Given exercise → Repeat each line of the material exactly.

Exercise inputs →
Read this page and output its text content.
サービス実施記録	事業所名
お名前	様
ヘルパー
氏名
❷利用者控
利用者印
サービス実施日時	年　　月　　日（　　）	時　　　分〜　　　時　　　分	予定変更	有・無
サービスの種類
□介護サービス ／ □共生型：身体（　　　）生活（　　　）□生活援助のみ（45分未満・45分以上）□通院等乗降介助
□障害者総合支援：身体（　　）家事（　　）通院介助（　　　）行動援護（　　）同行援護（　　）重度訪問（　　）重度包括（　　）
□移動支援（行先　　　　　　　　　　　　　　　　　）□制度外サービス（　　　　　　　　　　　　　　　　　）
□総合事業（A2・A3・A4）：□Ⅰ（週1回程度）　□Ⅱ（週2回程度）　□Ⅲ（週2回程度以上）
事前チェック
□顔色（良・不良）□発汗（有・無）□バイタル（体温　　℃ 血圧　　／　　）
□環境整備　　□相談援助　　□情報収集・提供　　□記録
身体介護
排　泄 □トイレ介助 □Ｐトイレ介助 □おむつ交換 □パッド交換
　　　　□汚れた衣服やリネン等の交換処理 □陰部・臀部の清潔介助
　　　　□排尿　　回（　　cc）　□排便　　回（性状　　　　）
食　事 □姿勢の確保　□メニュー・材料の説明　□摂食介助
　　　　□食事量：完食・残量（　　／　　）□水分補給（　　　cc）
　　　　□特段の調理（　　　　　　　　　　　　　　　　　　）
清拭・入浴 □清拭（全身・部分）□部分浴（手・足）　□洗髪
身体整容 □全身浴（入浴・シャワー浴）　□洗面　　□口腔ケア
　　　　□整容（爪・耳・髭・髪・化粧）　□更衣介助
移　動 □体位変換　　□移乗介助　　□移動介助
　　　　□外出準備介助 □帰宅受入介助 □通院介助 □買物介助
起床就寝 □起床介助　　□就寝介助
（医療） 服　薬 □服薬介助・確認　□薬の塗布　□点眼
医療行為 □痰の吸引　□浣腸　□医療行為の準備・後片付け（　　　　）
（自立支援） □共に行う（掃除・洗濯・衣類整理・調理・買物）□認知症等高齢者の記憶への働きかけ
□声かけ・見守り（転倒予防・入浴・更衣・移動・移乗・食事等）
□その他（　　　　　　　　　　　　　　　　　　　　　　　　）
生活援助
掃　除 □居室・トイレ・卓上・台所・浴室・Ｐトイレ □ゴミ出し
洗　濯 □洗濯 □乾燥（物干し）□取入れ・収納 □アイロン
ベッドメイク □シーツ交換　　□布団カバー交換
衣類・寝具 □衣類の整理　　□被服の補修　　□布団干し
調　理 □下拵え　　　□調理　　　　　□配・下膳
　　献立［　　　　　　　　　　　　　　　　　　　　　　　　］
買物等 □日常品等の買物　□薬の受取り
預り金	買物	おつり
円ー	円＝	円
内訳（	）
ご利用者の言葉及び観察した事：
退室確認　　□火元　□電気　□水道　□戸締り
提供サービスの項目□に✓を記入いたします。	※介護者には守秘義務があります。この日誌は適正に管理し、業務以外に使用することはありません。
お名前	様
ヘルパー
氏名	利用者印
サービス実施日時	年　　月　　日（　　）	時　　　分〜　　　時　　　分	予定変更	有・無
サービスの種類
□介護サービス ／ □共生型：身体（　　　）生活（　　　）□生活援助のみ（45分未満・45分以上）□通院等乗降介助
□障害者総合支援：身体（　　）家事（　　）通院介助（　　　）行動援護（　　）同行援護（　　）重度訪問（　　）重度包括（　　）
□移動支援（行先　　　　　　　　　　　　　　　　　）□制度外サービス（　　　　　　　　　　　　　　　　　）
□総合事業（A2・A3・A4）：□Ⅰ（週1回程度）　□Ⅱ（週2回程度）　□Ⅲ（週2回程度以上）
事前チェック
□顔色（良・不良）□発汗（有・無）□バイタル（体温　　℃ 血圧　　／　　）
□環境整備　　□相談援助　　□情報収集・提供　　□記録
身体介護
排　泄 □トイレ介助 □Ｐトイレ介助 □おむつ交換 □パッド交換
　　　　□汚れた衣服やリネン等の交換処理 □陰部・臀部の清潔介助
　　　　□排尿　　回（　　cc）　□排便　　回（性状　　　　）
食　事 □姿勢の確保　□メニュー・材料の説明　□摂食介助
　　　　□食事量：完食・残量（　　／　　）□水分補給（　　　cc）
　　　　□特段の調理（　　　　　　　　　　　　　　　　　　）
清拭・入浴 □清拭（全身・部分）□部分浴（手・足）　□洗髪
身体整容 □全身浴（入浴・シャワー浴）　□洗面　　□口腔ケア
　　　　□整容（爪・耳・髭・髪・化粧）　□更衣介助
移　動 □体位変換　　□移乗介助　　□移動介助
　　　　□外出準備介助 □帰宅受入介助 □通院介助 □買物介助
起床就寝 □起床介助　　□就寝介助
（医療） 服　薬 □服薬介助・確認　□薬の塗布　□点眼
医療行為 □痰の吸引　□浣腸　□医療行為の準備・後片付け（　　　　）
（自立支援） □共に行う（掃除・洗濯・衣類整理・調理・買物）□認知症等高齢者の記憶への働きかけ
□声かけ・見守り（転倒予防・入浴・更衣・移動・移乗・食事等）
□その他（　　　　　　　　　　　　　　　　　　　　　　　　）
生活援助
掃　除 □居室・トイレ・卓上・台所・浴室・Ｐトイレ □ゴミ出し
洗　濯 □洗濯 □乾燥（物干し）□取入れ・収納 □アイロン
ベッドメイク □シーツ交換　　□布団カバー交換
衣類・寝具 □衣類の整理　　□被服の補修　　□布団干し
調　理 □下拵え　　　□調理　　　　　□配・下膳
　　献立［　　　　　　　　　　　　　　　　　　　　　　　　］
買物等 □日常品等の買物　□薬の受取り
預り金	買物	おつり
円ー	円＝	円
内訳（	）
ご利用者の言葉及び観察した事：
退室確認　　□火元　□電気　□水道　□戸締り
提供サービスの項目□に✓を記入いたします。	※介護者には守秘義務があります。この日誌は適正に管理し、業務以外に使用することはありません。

Reply →
Read this page and output its text content.
サービス実施記録	事業所名
お名前	様
ヘルパー
氏名
❷利用者控
利用者印
サービス実施日時	年　　月　　日（　　）	時　　　分〜　　　時　　　分	予定変更	有・無
サービスの種類
□介護サービス ／ □共生型：身体（　　　）生活（　　　）□生活援助のみ（45分未満・45分以上）□通院等乗降介助
□障害者総合支援：身体（　　）家事（　　）通院介助（　　　）行動援護（　　）同行援護（　　）重度訪問（　　）重度包括（　　）
□移動支援（行先　　　　　　　　　　　　　　　　　）□制度外サービス（　　　　　　　　　　　　　　　　　）
□総合事業（A2・A3・A4）：□Ⅰ（週1回程度）　□Ⅱ（週2回程度）　□Ⅲ（週2回程度以上）
事前チェック
□顔色（良・不良）□発汗（有・無）□バイタル（体温　　℃ 血圧　　／　　）
□環境整備　　□相談援助　　□情報収集・提供　　□記録
身体介護
排　泄 □トイレ介助 □Ｐトイレ介助 □おむつ交換 □パッド交換
　　　　□汚れた衣服やリネン等の交換処理 □陰部・臀部の清潔介助
　　　　□排尿　　回（　　cc）　□排便　　回（性状　　　　）
食　事 □姿勢の確保　□メニュー・材料の説明　□摂食介助
　　　　□食事量：完食・残量（　　／　　）□水分補給（　　　cc）
　　　　□特段の調理（　　　　　　　　　　　　　　　　　　）
清拭・入浴 □清拭（全身・部分）□部分浴（手・足）　□洗髪
身体整容 □全身浴（入浴・シャワー浴）　□洗面　　□口腔ケア
　　　　□整容（爪・耳・髭・髪・化粧）　□更衣介助
移　動 □体位変換　　□移乗介助　　□移動介助
　　　　□外出準備介助 □帰宅受入介助 □通院介助 □買物介助
起床就寝 □起床介助　　□就寝介助
（医療） 服　薬 □服薬介助・確認　□薬の塗布　□点眼
医療行為 □痰の吸引　□浣腸　□医療行為の準備・後片付け（　　　　）
（自立支援） □共に行う（掃除・洗濯・衣類整理・調理・買物）□認知症等高齢者の記憶への働きかけ
□声かけ・見守り（転倒予防・入浴・更衣・移動・移乗・食事等）
□その他（　　　　　　　　　　　　　　　　　　　　　　　　）
生活援助
掃　除 □居室・トイレ・卓上・台所・浴室・Ｐトイレ □ゴミ出し
洗　濯 □洗濯 □乾燥（物干し）□取入れ・収納 □アイロン
ベッドメイク □シーツ交換　　□布団カバー交換
衣類・寝具 □衣類の整理　　□被服の補修　　□布団干し
調　理 □下拵え　　　□調理　　　　　□配・下膳
　　献立［　　　　　　　　　　　　　　　　　　　　　　　　］
買物等 □日常品等の買物　□薬の受取り
預り金	買物	おつり
円ー	円＝	円
内訳（	）
ご利用者の言葉及び観察した事：
退室確認　　□火元　□電気　□水道　□戸締り
提供サービスの項目□に✓を記入いたします。	※介護者には守秘義務があります。この日誌は適正に管理し、業務以外に使用することはありません。
お名前	様
ヘルパー
氏名	利用者印
サービス実施日時	年　　月　　日（　　）	時　　　分〜　　　時　　　分	予定変更	有・無
サービスの種類
□介護サービス ／ □共生型：身体（　　　）生活（　　　）□生活援助のみ（45分未満・45分以上）□通院等乗降介助
□障害者総合支援：身体（　　）家事（　　）通院介助（　　　）行動援護（　　）同行援護（　　）重度訪問（　　）重度包括（　　）
□移動支援（行先　　　　　　　　　　　　　　　　　）□制度外サービス（　　　　　　　　　　　　　　　　　）
□総合事業（A2・A3・A4）：□Ⅰ（週1回程度）　□Ⅱ（週2回程度）　□Ⅲ（週2回程度以上）
事前チェック
□顔色（良・不良）□発汗（有・無）□バイタル（体温　　℃ 血圧　　／　　）
□環境整備　　□相談援助　　□情報収集・提供　　□記録
身体介護
排　泄 □トイレ介助 □Ｐトイレ介助 □おむつ交換 □パッド交換
　　　　□汚れた衣服やリネン等の交換処理 □陰部・臀部の清潔介助
　　　　□排尿　　回（　　cc）　□排便　　回（性状　　　　）
食　事 □姿勢の確保　□メニュー・材料の説明　□摂食介助
　　　　□食事量：完食・残量（　　／　　）□水分補給（　　　cc）
　　　　□特段の調理（　　　　　　　　　　　　　　　　　　）
清拭・入浴 □清拭（全身・部分）□部分浴（手・足）　□洗髪
身体整容 □全身浴（入浴・シャワー浴）　□洗面　　□口腔ケア
　　　　□整容（爪・耳・髭・髪・化粧）　□更衣介助
移　動 □体位変換　　□移乗介助　　□移動介助
　　　　□外出準備介助 □帰宅受入介助 □通院介助 □買物介助
起床就寝 □起床介助　　□就寝介助
（医療） 服　薬 □服薬介助・確認　□薬の塗布　□点眼
医療行為 □痰の吸引　□浣腸　□医療行為の準備・後片付け（　　　　）
（自立支援） □共に行う（掃除・洗濯・衣類整理・調理・買物）□認知症等高齢者の記憶への働きかけ
□声かけ・見守り（転倒予防・入浴・更衣・移動・移乗・食事等）
□その他（　　　　　　　　　　　　　　　　　　　　　　　　）
生活援助
掃　除 □居室・トイレ・卓上・台所・浴室・Ｐトイレ □ゴミ出し
洗　濯 □洗濯 □乾燥（物干し）□取入れ・収納 □アイロン
ベッドメイク □シーツ交換　　□布団カバー交換
衣類・寝具 □衣類の整理　　□被服の補修　　□布団干し
調　理 □下拵え　　　□調理　　　　　□配・下膳
　　献立［　　　　　　　　　　　　　　　　　　　　　　　　］
買物等 □日常品等の買物　□薬の受取り
預り金	買物	おつり
円ー	円＝	円
内訳（	）
ご利用者の言葉及び観察した事：
退室確認　　□火元　□電気　□水道　□戸締り
提供サービスの項目□に✓を記入いたします。	※介護者には守秘義務があります。この日誌は適正に管理し、業務以外に使用することはありません。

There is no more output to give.